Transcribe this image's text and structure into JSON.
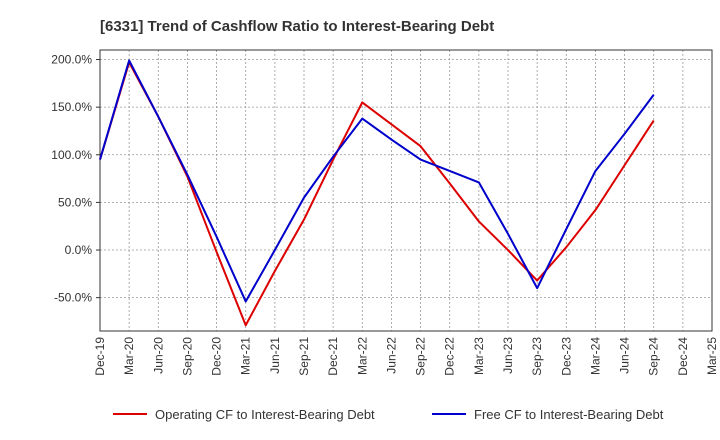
{
  "chart_data": {
    "type": "line",
    "title": "[6331]  Trend of Cashflow Ratio to Interest-Bearing Debt",
    "xlabel": "",
    "ylabel": "",
    "categories": [
      "Dec-19",
      "Mar-20",
      "Jun-20",
      "Sep-20",
      "Dec-20",
      "Mar-21",
      "Jun-21",
      "Sep-21",
      "Dec-21",
      "Mar-22",
      "Jun-22",
      "Sep-22",
      "Dec-22",
      "Mar-23",
      "Jun-23",
      "Sep-23",
      "Dec-23",
      "Mar-24",
      "Jun-24",
      "Sep-24",
      "Dec-24",
      "Mar-25"
    ],
    "y_ticks": [
      "200.0%",
      "150.0%",
      "100.0%",
      "50.0%",
      "0.0%",
      "-50.0%"
    ],
    "y_tick_values": [
      200,
      150,
      100,
      50,
      0,
      -50
    ],
    "ylim": [
      -85,
      210
    ],
    "grid": true,
    "legend_position": "bottom",
    "series": [
      {
        "name": "Operating CF to Interest-Bearing Debt",
        "color": "#dd0000",
        "values": [
          95,
          197,
          140,
          77,
          -2,
          -79,
          -22,
          32,
          95,
          155,
          132,
          109,
          70,
          30,
          0,
          -32,
          3,
          42,
          89,
          136,
          null,
          null
        ]
      },
      {
        "name": "Free CF to Interest-Bearing Debt",
        "color": "#0000cc",
        "values": [
          95,
          199,
          140,
          79,
          14,
          -54,
          0,
          55,
          98,
          138,
          116,
          95,
          83,
          71,
          17,
          -40,
          22,
          83,
          122,
          163,
          null,
          null
        ]
      }
    ]
  }
}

◆ **Given request**
From the data above, write out everything exactly except the pictures.

◆ **The solution**
Transcribe this image's text and structure into JSON.
{
  "chart_data": {
    "type": "line",
    "title": "[6331]  Trend of Cashflow Ratio to Interest-Bearing Debt",
    "xlabel": "",
    "ylabel": "",
    "categories": [
      "Dec-19",
      "Mar-20",
      "Jun-20",
      "Sep-20",
      "Dec-20",
      "Mar-21",
      "Jun-21",
      "Sep-21",
      "Dec-21",
      "Mar-22",
      "Jun-22",
      "Sep-22",
      "Dec-22",
      "Mar-23",
      "Jun-23",
      "Sep-23",
      "Dec-23",
      "Mar-24",
      "Jun-24",
      "Sep-24",
      "Dec-24",
      "Mar-25"
    ],
    "y_ticks": [
      "200.0%",
      "150.0%",
      "100.0%",
      "50.0%",
      "0.0%",
      "-50.0%"
    ],
    "y_tick_values": [
      200,
      150,
      100,
      50,
      0,
      -50
    ],
    "ylim": [
      -85,
      210
    ],
    "grid": true,
    "legend_position": "bottom",
    "series": [
      {
        "name": "Operating CF to Interest-Bearing Debt",
        "color": "#dd0000",
        "values": [
          95,
          197,
          140,
          77,
          -2,
          -79,
          -22,
          32,
          95,
          155,
          132,
          109,
          70,
          30,
          0,
          -32,
          3,
          42,
          89,
          136,
          null,
          null
        ]
      },
      {
        "name": "Free CF to Interest-Bearing Debt",
        "color": "#0000cc",
        "values": [
          95,
          199,
          140,
          79,
          14,
          -54,
          0,
          55,
          98,
          138,
          116,
          95,
          83,
          71,
          17,
          -40,
          22,
          83,
          122,
          163,
          null,
          null
        ]
      }
    ]
  }
}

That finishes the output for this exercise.